### Objective:
Copy out each line of the data holding "Grande".

** START OF Dataset entries **

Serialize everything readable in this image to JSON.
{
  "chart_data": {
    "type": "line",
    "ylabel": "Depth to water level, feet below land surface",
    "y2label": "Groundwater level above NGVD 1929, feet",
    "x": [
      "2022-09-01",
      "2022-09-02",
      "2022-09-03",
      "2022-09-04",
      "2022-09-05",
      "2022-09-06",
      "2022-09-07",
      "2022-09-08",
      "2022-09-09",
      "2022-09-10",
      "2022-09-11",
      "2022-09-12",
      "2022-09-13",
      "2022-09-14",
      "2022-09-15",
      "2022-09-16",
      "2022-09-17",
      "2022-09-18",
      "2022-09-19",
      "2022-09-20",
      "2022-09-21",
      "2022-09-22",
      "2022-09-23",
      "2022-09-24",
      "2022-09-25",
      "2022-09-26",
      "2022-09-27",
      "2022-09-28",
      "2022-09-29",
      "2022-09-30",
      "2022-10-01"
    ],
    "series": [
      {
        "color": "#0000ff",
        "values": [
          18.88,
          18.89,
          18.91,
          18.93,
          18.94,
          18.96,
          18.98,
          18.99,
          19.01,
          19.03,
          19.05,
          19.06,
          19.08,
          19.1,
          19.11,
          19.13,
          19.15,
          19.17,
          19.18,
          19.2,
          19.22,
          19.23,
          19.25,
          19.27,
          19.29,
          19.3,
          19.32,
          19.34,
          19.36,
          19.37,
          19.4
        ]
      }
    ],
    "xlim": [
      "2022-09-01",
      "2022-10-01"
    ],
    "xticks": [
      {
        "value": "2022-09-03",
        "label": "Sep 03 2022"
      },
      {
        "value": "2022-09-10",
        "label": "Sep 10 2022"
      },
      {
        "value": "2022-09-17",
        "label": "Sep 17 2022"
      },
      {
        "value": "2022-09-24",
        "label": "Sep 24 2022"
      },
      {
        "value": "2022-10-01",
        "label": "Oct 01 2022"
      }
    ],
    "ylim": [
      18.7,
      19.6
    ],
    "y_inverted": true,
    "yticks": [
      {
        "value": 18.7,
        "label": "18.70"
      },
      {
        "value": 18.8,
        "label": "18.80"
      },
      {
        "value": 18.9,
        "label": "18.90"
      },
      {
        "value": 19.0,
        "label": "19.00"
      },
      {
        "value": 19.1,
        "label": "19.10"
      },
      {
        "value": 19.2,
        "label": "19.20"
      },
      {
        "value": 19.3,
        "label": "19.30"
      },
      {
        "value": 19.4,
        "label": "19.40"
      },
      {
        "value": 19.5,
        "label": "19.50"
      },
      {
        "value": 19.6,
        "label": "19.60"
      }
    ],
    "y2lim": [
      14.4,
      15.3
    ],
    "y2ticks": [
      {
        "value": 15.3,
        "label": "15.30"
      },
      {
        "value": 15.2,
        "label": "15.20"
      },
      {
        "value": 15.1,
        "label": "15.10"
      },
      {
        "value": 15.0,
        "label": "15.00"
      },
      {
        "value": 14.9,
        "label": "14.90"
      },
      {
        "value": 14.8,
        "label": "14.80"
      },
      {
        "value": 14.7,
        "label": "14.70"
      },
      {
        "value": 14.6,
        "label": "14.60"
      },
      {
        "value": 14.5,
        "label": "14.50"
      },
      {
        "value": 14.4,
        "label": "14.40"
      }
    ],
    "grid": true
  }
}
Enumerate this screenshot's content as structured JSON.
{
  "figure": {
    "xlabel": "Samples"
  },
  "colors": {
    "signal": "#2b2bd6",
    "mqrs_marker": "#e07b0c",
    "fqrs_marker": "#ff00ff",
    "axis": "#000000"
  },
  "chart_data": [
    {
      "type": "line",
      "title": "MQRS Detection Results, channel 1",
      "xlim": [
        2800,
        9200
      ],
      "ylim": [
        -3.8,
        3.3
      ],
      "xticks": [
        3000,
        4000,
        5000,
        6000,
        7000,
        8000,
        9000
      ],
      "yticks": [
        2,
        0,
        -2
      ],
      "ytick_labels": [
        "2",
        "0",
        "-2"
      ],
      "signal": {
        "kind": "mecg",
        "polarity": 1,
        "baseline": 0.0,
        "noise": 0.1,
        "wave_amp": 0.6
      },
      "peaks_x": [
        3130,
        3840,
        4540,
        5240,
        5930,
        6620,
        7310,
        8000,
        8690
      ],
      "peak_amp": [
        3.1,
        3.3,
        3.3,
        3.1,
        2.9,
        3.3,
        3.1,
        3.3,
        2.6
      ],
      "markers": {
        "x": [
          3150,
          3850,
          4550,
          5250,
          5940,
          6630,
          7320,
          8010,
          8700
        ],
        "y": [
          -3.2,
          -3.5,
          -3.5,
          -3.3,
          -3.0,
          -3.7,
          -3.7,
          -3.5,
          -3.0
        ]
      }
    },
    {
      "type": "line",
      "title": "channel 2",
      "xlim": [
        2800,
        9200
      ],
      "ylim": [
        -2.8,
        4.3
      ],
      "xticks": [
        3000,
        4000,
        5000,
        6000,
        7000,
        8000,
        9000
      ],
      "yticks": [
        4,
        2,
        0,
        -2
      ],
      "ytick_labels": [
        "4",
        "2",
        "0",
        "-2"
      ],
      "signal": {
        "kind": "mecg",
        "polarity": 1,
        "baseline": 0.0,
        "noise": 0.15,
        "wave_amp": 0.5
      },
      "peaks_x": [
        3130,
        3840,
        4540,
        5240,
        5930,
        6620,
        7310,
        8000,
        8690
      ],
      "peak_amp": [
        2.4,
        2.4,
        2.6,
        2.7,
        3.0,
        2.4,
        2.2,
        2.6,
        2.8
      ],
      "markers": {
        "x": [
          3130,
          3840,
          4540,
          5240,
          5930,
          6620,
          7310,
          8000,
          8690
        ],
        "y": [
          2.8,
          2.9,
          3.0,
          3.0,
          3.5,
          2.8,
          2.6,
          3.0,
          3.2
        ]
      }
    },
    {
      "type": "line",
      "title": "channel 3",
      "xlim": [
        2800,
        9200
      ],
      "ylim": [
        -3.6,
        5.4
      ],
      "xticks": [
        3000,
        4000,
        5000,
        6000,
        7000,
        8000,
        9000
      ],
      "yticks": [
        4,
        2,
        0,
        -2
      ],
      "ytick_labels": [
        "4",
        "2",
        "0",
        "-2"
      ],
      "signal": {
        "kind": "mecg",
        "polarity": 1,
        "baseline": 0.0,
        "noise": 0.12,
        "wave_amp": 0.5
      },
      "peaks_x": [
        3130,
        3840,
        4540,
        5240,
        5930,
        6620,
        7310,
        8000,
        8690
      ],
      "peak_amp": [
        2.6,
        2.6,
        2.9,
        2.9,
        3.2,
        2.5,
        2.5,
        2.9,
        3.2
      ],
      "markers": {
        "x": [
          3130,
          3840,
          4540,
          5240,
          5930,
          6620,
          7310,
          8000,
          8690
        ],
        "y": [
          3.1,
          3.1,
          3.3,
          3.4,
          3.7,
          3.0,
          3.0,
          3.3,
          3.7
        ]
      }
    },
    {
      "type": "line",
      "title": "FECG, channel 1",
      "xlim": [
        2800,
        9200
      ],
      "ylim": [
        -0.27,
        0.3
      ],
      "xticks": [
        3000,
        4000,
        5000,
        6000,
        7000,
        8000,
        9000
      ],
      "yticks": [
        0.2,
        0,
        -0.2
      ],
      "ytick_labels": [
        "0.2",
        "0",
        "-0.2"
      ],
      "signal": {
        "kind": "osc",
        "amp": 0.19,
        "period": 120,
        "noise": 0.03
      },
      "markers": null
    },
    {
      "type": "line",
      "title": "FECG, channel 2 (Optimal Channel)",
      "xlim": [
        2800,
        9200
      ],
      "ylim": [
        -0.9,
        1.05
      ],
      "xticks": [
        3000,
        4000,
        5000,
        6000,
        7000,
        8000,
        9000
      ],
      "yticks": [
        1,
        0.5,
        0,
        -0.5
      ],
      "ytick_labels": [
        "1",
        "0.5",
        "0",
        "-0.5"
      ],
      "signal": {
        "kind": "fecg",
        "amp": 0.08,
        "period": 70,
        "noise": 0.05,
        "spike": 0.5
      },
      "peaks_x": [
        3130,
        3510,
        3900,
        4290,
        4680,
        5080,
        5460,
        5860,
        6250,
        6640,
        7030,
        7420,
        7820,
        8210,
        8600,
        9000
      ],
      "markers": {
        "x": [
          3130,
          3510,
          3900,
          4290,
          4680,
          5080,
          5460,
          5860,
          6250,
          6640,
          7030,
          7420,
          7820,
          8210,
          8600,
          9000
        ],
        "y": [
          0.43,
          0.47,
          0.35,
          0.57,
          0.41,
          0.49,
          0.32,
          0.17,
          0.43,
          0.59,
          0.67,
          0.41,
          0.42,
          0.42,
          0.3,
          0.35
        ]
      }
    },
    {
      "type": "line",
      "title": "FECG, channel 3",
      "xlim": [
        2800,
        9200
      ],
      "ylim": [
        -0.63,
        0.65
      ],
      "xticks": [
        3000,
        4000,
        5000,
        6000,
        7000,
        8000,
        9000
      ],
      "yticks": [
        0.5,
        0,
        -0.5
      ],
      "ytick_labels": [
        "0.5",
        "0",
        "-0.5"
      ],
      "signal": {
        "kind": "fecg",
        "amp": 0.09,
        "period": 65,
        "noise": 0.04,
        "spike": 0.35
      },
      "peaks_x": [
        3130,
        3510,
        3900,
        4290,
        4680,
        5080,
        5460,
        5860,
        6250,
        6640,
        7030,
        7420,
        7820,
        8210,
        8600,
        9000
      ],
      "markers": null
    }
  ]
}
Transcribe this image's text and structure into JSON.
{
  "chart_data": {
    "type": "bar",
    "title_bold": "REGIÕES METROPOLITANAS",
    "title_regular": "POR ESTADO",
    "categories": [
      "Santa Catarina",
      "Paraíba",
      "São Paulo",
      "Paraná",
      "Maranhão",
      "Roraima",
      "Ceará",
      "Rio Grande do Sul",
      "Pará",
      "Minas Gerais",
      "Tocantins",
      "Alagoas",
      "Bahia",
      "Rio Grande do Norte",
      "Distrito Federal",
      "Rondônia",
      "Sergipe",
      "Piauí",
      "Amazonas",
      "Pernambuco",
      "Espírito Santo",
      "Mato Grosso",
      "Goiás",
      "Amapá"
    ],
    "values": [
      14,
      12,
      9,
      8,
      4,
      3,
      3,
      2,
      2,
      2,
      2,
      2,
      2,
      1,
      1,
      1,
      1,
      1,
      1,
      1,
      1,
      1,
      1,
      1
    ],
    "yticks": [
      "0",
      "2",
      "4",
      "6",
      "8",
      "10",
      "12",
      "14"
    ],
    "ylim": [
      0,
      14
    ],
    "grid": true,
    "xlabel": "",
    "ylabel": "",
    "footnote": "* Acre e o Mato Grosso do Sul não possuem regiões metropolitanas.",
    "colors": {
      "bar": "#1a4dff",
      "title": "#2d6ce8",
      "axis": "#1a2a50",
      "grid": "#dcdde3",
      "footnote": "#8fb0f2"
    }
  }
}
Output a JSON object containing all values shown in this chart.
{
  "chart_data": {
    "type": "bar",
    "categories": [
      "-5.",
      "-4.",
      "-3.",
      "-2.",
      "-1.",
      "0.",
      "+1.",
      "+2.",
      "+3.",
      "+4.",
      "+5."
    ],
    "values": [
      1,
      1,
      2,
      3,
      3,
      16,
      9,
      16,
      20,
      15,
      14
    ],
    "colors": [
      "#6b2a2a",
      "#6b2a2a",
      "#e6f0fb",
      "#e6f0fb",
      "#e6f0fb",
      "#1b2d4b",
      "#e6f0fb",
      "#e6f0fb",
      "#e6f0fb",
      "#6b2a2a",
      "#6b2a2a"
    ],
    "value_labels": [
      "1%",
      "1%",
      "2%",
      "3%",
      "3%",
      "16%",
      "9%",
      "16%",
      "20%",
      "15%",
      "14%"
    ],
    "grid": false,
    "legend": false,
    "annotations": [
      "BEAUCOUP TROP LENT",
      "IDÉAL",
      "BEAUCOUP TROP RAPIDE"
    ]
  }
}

** END OF Dataset entries **

### Solution to the exercise:
      "Rio Grande do Sul",
      "Rio Grande do Norte",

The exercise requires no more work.